Start Available data
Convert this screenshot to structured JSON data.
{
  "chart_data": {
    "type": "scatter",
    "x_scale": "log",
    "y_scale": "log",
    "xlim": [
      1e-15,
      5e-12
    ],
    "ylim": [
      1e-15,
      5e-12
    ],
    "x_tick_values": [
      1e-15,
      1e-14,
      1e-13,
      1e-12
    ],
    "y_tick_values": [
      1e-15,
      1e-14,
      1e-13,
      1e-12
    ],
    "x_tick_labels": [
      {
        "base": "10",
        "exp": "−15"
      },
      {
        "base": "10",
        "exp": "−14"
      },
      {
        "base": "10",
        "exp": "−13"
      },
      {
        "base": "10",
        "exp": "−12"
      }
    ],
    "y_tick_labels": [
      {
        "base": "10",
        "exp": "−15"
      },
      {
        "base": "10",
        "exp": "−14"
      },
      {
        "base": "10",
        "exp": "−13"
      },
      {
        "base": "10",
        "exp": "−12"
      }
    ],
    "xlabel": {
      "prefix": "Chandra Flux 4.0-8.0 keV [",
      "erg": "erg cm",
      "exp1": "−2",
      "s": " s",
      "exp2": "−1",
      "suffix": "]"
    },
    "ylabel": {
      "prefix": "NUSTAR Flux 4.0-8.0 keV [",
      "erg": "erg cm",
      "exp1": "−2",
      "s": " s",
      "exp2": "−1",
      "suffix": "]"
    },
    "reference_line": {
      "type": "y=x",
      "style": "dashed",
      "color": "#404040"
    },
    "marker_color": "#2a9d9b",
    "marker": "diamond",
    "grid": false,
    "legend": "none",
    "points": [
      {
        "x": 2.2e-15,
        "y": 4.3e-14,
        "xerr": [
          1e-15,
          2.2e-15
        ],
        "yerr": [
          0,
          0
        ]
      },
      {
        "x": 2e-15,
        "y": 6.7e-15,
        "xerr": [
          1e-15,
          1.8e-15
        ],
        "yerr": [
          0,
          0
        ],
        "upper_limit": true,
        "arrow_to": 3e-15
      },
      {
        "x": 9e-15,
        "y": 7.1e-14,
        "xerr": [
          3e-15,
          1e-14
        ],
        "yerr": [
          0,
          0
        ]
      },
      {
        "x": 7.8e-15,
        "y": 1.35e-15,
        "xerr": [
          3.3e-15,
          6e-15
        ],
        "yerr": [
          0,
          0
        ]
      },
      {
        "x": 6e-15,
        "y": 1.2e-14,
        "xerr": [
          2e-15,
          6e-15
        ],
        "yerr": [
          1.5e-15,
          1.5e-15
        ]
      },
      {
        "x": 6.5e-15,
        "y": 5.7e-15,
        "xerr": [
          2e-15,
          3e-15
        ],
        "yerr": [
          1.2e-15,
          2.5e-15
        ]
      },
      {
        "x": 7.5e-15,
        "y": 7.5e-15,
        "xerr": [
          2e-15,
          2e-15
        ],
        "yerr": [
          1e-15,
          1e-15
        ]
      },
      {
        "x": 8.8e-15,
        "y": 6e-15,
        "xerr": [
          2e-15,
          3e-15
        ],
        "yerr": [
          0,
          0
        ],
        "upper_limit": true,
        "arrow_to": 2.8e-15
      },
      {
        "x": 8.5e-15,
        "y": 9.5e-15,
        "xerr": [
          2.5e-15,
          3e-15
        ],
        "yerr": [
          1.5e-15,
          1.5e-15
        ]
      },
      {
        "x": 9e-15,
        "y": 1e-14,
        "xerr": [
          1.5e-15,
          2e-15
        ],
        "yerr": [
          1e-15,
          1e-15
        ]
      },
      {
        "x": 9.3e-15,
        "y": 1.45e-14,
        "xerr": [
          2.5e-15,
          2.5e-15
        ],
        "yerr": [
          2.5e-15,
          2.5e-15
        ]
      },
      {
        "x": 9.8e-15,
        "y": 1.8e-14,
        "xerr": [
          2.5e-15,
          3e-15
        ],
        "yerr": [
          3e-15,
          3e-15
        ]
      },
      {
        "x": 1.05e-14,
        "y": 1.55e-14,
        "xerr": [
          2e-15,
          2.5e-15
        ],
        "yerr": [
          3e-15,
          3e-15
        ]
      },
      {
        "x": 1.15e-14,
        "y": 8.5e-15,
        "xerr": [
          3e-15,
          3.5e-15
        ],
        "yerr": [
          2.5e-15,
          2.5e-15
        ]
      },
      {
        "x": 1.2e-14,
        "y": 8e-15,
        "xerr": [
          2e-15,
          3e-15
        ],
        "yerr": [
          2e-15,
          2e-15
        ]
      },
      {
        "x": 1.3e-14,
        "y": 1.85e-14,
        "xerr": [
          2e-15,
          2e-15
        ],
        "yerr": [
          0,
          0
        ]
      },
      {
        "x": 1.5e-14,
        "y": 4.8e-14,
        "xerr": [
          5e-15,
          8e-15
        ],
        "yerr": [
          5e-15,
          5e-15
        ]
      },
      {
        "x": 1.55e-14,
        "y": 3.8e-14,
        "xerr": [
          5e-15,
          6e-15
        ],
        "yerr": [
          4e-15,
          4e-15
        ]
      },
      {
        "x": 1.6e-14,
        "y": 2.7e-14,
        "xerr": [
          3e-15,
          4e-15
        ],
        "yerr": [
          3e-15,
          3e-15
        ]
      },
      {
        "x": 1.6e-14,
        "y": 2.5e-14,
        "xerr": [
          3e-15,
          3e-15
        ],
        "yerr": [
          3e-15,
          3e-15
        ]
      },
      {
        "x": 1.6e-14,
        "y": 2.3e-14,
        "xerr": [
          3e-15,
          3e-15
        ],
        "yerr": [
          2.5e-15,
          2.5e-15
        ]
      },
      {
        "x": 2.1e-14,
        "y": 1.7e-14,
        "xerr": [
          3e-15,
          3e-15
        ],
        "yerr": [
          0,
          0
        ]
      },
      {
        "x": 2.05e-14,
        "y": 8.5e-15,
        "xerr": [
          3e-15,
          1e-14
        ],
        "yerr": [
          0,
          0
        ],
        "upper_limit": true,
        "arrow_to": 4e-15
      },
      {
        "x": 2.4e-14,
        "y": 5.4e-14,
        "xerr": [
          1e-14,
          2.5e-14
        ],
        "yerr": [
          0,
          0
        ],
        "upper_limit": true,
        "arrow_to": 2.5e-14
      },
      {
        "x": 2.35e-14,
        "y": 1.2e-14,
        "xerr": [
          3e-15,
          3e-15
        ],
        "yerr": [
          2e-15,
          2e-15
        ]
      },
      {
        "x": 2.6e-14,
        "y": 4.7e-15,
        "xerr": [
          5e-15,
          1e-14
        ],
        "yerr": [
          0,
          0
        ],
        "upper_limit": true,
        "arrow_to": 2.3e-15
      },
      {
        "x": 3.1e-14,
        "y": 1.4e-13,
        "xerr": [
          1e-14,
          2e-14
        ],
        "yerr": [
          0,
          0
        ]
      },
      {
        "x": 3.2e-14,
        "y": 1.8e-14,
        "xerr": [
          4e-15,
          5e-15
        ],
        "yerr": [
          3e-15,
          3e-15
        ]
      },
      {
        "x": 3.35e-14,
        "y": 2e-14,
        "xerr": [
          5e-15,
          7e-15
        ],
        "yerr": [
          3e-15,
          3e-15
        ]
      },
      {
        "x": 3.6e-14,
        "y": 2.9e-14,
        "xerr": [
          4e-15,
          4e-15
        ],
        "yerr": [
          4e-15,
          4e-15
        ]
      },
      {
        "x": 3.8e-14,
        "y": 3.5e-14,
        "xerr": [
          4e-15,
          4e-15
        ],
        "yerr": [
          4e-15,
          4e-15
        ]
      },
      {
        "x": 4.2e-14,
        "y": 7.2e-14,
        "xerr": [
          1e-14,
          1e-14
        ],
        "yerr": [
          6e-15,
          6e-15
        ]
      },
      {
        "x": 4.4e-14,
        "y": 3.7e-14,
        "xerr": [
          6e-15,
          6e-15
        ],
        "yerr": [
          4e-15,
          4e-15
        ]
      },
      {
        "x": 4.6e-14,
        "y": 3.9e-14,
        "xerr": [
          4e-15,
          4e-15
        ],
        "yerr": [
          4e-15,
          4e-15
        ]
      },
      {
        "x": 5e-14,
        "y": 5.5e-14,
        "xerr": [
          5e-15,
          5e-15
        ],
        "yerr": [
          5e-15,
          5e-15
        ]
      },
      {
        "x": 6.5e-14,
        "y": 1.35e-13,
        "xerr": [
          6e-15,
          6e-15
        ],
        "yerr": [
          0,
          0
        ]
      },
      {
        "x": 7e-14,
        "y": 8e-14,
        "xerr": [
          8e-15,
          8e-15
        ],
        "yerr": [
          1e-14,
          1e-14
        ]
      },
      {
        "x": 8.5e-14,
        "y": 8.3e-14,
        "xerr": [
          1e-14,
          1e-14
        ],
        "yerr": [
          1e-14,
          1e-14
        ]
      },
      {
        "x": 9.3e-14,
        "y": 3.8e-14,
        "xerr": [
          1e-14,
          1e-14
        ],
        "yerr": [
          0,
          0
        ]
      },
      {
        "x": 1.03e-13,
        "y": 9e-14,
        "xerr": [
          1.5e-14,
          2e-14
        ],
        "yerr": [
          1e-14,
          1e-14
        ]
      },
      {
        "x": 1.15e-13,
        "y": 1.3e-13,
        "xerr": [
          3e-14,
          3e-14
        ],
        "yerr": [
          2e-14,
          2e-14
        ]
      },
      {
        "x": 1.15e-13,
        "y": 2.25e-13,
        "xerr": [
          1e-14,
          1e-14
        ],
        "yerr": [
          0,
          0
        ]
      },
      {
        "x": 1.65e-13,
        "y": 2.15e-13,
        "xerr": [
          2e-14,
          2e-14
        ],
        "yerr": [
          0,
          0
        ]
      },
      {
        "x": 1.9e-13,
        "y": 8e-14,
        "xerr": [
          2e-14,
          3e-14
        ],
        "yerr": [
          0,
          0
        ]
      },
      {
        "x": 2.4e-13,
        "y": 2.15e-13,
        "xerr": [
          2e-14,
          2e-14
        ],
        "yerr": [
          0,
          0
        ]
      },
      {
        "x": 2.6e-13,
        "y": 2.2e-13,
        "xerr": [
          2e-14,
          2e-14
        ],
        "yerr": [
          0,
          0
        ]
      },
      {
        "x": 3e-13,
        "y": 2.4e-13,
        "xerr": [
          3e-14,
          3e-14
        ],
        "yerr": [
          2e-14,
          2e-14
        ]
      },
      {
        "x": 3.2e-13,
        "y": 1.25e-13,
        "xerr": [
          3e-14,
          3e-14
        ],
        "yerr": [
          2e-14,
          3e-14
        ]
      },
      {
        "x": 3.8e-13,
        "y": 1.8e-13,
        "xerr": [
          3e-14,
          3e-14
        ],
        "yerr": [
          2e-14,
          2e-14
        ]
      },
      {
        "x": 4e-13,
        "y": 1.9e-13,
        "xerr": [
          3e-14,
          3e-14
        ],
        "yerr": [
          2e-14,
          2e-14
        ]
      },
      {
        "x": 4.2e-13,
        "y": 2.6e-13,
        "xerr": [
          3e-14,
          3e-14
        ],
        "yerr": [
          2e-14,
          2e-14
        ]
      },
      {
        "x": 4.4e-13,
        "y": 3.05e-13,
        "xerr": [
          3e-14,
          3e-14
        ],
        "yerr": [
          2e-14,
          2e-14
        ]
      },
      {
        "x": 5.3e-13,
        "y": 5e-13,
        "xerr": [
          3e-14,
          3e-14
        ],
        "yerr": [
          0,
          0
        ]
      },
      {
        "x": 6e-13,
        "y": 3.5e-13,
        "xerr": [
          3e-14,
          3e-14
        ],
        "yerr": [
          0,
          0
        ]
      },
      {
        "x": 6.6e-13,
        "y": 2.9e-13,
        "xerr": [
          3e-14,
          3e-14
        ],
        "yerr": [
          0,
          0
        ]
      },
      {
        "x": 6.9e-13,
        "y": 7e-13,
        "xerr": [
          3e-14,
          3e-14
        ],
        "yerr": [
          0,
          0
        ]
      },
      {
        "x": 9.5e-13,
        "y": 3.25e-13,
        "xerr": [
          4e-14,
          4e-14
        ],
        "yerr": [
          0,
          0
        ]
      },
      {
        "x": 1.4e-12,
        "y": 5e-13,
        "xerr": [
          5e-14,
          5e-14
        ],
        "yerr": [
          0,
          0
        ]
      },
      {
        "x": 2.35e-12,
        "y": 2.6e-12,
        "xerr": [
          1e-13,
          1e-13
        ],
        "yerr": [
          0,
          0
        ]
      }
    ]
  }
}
End Available data
§ Exercise objective
Using the entries above, find all lines with "prefix". Copy them.

§ Solution to this problem
      "prefix": "Chandra Flux 4.0-8.0 keV [",
      "prefix": "NUSTAR Flux 4.0-8.0 keV [",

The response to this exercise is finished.